§ EXERCISE GOAL:
In your reply, write out the records exactly, each line intact.

________________

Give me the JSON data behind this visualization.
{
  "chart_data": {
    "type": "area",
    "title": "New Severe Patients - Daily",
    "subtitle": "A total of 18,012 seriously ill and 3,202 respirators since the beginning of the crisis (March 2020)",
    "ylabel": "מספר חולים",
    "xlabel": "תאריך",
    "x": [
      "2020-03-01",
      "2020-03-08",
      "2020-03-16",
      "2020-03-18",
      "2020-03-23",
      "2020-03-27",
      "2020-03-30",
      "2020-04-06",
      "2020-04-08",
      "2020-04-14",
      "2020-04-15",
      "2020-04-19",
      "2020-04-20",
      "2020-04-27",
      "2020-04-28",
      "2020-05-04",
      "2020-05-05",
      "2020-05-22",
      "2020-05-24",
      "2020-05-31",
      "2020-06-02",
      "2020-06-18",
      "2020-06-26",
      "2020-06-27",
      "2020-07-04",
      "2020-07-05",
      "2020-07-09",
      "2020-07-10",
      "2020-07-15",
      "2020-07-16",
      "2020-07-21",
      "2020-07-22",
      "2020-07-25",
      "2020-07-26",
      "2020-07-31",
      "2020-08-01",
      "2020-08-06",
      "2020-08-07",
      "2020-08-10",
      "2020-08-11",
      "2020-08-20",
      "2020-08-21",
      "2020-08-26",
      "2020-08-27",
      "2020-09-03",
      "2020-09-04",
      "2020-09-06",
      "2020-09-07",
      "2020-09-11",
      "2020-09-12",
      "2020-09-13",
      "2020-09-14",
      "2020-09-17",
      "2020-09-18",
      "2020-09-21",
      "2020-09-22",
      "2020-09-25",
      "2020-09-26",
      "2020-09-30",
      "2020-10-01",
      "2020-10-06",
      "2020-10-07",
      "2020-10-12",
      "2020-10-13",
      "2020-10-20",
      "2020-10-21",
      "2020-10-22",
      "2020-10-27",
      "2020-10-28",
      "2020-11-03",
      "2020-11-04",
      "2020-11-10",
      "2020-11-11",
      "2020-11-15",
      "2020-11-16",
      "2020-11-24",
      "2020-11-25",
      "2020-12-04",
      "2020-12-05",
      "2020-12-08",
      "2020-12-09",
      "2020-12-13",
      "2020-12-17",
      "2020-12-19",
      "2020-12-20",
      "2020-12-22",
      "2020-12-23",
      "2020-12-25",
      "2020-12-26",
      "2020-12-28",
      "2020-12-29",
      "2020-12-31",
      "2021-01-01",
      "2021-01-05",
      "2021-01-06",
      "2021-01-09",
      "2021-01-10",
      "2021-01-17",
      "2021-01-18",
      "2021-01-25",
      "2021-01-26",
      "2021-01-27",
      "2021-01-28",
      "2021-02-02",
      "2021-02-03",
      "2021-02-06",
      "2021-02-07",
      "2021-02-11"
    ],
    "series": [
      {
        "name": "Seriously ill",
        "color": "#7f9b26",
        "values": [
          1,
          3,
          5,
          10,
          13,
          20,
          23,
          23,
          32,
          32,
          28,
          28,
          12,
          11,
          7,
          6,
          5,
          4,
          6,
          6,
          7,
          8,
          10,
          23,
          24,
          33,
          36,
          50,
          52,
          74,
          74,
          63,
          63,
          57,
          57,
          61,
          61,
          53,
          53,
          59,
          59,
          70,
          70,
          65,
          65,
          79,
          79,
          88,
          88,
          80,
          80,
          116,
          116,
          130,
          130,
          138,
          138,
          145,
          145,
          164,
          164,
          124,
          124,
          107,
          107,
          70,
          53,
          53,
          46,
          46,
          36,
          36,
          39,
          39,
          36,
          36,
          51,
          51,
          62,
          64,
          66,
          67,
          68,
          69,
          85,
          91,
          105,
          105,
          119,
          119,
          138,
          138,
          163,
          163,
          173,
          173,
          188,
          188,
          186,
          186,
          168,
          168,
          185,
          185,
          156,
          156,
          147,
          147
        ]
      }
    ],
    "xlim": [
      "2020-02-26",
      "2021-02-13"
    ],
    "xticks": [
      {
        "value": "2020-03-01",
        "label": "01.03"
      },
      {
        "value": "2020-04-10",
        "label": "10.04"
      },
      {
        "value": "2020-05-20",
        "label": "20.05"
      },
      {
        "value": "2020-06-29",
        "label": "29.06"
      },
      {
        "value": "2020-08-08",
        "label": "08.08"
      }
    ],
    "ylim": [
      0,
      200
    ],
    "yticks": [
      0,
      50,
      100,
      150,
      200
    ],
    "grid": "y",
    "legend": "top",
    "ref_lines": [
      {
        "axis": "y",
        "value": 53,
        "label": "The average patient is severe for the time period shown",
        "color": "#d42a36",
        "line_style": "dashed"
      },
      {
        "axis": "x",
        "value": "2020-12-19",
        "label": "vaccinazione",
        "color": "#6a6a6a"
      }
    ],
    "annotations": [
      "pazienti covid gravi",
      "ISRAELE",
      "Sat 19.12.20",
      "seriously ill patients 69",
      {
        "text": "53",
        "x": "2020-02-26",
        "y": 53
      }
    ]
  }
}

________________

§ RESULT FOR THIS EXERCISE:
Give me the JSON data behind this visualization.
{
  "chart_data": {
    "type": "area",
    "title": "New Severe Patients - Daily",
    "subtitle": "A total of 18,012 seriously ill and 3,202 respirators since the beginning of the crisis (March 2020)",
    "ylabel": "מספר חולים",
    "xlabel": "תאריך",
    "x": [
      "2020-03-01",
      "2020-03-08",
      "2020-03-16",
      "2020-03-18",
      "2020-03-23",
      "2020-03-27",
      "2020-03-30",
      "2020-04-06",
      "2020-04-08",
      "2020-04-14",
      "2020-04-15",
      "2020-04-19",
      "2020-04-20",
      "2020-04-27",
      "2020-04-28",
      "2020-05-04",
      "2020-05-05",
      "2020-05-22",
      "2020-05-24",
      "2020-05-31",
      "2020-06-02",
      "2020-06-18",
      "2020-06-26",
      "2020-06-27",
      "2020-07-04",
      "2020-07-05",
      "2020-07-09",
      "2020-07-10",
      "2020-07-15",
      "2020-07-16",
      "2020-07-21",
      "2020-07-22",
      "2020-07-25",
      "2020-07-26",
      "2020-07-31",
      "2020-08-01",
      "2020-08-06",
      "2020-08-07",
      "2020-08-10",
      "2020-08-11",
      "2020-08-20",
      "2020-08-21",
      "2020-08-26",
      "2020-08-27",
      "2020-09-03",
      "2020-09-04",
      "2020-09-06",
      "2020-09-07",
      "2020-09-11",
      "2020-09-12",
      "2020-09-13",
      "2020-09-14",
      "2020-09-17",
      "2020-09-18",
      "2020-09-21",
      "2020-09-22",
      "2020-09-25",
      "2020-09-26",
      "2020-09-30",
      "2020-10-01",
      "2020-10-06",
      "2020-10-07",
      "2020-10-12",
      "2020-10-13",
      "2020-10-20",
      "2020-10-21",
      "2020-10-22",
      "2020-10-27",
      "2020-10-28",
      "2020-11-03",
      "2020-11-04",
      "2020-11-10",
      "2020-11-11",
      "2020-11-15",
      "2020-11-16",
      "2020-11-24",
      "2020-11-25",
      "2020-12-04",
      "2020-12-05",
      "2020-12-08",
      "2020-12-09",
      "2020-12-13",
      "2020-12-17",
      "2020-12-19",
      "2020-12-20",
      "2020-12-22",
      "2020-12-23",
      "2020-12-25",
      "2020-12-26",
      "2020-12-28",
      "2020-12-29",
      "2020-12-31",
      "2021-01-01",
      "2021-01-05",
      "2021-01-06",
      "2021-01-09",
      "2021-01-10",
      "2021-01-17",
      "2021-01-18",
      "2021-01-25",
      "2021-01-26",
      "2021-01-27",
      "2021-01-28",
      "2021-02-02",
      "2021-02-03",
      "2021-02-06",
      "2021-02-07",
      "2021-02-11"
    ],
    "series": [
      {
        "name": "Seriously ill",
        "color": "#7f9b26",
        "values": [
          1,
          3,
          5,
          10,
          13,
          20,
          23,
          23,
          32,
          32,
          28,
          28,
          12,
          11,
          7,
          6,
          5,
          4,
          6,
          6,
          7,
          8,
          10,
          23,
          24,
          33,
          36,
          50,
          52,
          74,
          74,
          63,
          63,
          57,
          57,
          61,
          61,
          53,
          53,
          59,
          59,
          70,
          70,
          65,
          65,
          79,
          79,
          88,
          88,
          80,
          80,
          116,
          116,
          130,
          130,
          138,
          138,
          145,
          145,
          164,
          164,
          124,
          124,
          107,
          107,
          70,
          53,
          53,
          46,
          46,
          36,
          36,
          39,
          39,
          36,
          36,
          51,
          51,
          62,
          64,
          66,
          67,
          68,
          69,
          85,
          91,
          105,
          105,
          119,
          119,
          138,
          138,
          163,
          163,
          173,
          173,
          188,
          188,
          186,
          186,
          168,
          168,
          185,
          185,
          156,
          156,
          147,
          147
        ]
      }
    ],
    "xlim": [
      "2020-02-26",
      "2021-02-13"
    ],
    "xticks": [
      {
        "value": "2020-03-01",
        "label": "01.03"
      },
      {
        "value": "2020-04-10",
        "label": "10.04"
      },
      {
        "value": "2020-05-20",
        "label": "20.05"
      },
      {
        "value": "2020-06-29",
        "label": "29.06"
      },
      {
        "value": "2020-08-08",
        "label": "08.08"
      }
    ],
    "ylim": [
      0,
      200
    ],
    "yticks": [
      0,
      50,
      100,
      150,
      200
    ],
    "grid": "y",
    "legend": "top",
    "ref_lines": [
      {
        "axis": "y",
        "value": 53,
        "label": "The average patient is severe for the time period shown",
        "color": "#d42a36",
        "line_style": "dashed"
      },
      {
        "axis": "x",
        "value": "2020-12-19",
        "label": "vaccinazione",
        "color": "#6a6a6a"
      }
    ],
    "annotations": [
      "pazienti covid gravi",
      "ISRAELE",
      "Sat 19.12.20",
      "seriously ill patients 69",
      {
        "text": "53",
        "x": "2020-02-26",
        "y": 53
      }
    ]
  }
}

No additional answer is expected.